**Set task:** Comb the records below for the string "Mini" and copy each line where it turns up.

**Entries shown:**
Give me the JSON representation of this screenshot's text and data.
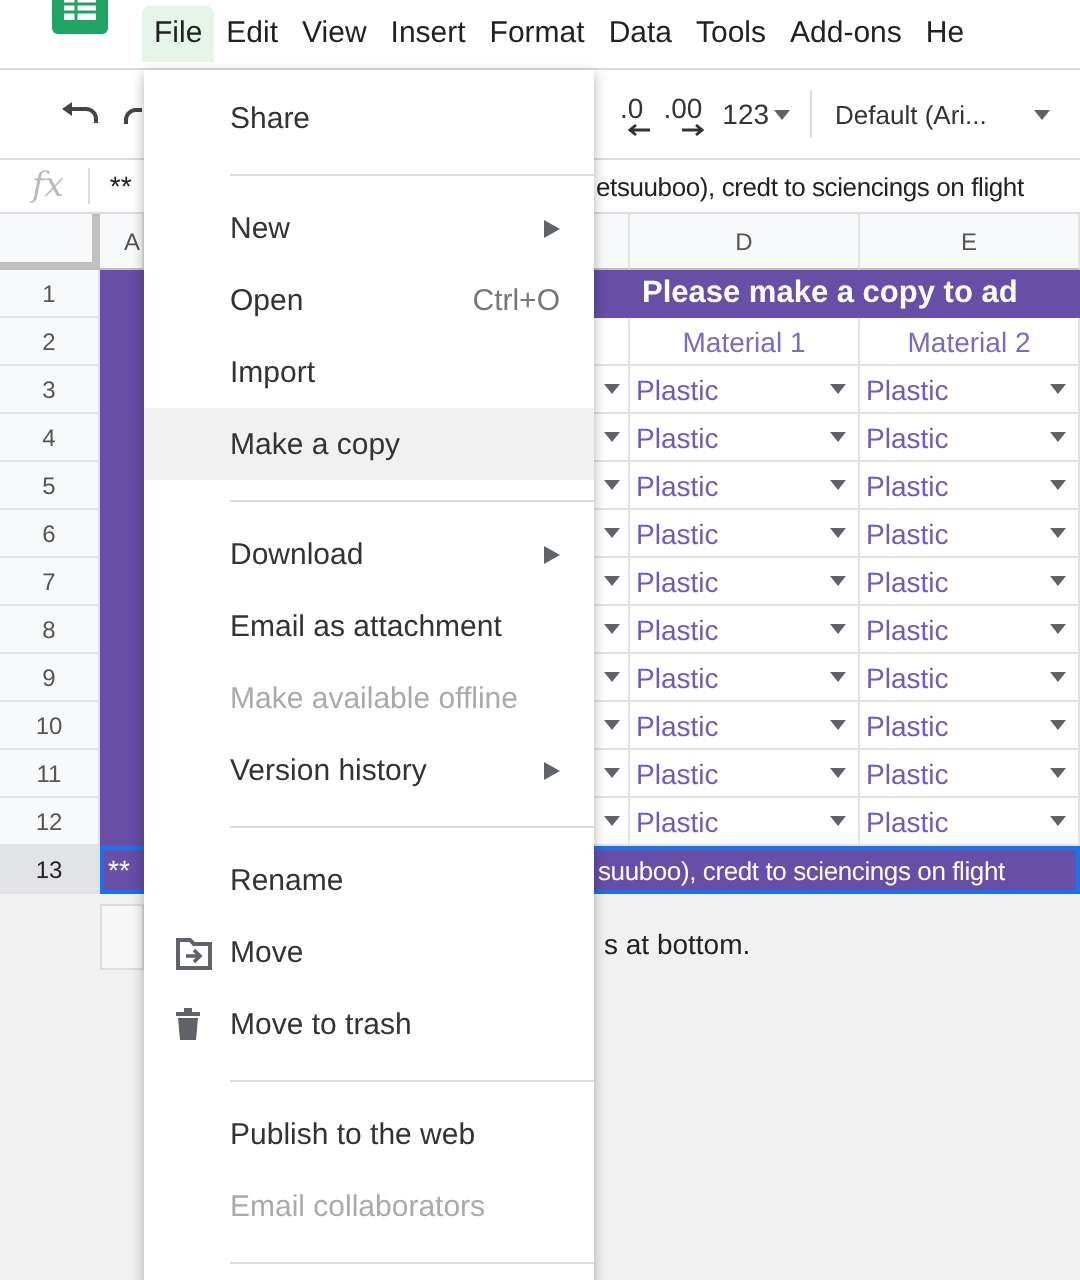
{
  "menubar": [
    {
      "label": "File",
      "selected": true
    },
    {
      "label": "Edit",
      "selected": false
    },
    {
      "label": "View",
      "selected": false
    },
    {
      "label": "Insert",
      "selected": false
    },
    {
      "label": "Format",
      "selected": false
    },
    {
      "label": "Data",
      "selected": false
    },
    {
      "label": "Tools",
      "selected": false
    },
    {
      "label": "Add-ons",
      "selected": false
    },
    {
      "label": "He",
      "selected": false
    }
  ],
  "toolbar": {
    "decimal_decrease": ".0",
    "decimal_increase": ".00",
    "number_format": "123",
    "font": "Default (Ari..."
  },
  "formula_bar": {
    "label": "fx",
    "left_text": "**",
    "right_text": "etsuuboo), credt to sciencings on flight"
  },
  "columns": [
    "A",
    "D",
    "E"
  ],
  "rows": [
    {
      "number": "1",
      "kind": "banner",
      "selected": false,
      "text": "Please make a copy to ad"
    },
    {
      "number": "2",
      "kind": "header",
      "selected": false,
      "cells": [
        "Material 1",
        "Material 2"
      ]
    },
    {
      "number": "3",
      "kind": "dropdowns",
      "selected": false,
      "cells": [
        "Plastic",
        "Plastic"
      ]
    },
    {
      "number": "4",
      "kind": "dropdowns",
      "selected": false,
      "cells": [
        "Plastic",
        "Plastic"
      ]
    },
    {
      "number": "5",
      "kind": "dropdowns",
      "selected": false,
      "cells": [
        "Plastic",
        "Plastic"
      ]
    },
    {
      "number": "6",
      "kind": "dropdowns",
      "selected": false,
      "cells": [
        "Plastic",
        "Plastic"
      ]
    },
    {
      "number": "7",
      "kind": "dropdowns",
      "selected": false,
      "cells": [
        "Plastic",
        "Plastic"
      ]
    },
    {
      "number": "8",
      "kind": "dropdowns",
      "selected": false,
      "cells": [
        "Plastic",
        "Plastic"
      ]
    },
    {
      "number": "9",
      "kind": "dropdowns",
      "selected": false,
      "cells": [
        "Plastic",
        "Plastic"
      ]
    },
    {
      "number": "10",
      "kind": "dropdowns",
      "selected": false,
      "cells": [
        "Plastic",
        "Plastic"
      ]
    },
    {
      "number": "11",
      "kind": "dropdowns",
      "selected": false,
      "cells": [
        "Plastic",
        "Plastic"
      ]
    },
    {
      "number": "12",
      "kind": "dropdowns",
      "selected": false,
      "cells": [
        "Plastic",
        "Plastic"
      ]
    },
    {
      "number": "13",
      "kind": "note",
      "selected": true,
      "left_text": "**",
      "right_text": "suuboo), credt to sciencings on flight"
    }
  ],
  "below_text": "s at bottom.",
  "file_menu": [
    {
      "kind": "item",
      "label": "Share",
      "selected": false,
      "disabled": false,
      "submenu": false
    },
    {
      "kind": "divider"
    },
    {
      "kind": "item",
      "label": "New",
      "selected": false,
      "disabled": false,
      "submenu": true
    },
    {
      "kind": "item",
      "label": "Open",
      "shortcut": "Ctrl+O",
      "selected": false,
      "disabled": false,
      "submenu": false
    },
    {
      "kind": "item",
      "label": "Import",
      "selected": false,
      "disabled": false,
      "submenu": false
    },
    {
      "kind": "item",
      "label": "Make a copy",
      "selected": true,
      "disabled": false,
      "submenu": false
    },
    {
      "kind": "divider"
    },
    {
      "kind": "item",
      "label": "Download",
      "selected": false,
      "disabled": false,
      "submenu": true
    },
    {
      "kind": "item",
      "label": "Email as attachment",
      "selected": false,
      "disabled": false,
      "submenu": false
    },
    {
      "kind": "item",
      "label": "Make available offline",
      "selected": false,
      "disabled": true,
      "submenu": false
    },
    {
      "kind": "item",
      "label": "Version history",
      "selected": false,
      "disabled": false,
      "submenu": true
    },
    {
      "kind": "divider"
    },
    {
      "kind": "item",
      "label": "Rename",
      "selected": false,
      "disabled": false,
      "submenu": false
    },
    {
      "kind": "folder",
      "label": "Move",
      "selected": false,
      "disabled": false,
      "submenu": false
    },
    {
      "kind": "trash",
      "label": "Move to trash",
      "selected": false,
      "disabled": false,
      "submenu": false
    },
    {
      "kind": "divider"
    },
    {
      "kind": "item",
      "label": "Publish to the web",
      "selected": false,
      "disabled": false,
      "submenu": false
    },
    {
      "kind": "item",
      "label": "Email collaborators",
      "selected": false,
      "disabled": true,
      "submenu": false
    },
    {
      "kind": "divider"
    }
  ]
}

...

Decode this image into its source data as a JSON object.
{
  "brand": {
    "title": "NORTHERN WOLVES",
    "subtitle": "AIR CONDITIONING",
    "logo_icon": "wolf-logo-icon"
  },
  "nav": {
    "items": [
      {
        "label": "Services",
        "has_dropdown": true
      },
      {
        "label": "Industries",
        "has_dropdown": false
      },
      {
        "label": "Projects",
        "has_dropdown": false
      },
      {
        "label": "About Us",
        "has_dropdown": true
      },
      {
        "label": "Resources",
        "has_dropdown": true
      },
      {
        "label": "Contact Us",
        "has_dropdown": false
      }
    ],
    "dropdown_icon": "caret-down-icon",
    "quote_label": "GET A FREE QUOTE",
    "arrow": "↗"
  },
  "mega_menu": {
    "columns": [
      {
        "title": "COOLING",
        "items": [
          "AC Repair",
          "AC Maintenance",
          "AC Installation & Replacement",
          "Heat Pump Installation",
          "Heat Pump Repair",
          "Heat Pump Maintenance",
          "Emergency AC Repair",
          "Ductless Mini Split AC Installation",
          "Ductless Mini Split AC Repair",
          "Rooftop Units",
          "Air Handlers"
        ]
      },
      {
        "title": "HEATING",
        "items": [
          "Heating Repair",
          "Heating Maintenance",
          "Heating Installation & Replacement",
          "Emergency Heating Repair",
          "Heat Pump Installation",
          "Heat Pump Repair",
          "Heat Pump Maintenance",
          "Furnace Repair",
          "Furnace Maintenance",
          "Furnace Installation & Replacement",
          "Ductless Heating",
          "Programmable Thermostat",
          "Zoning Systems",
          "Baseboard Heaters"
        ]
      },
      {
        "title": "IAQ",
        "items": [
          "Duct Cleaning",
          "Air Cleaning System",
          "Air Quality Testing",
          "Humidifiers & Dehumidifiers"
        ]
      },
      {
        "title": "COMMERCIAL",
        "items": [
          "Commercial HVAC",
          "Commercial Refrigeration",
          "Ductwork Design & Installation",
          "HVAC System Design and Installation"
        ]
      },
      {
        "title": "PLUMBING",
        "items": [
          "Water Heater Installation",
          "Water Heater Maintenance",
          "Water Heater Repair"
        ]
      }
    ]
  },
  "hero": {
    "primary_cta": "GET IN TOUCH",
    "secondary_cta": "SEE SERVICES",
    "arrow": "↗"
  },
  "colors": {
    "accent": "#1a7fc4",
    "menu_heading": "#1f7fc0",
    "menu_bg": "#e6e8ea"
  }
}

**Result of this task:**
          "Ductless Mini Split AC Installation",
          "Ductless Mini Split AC Repair",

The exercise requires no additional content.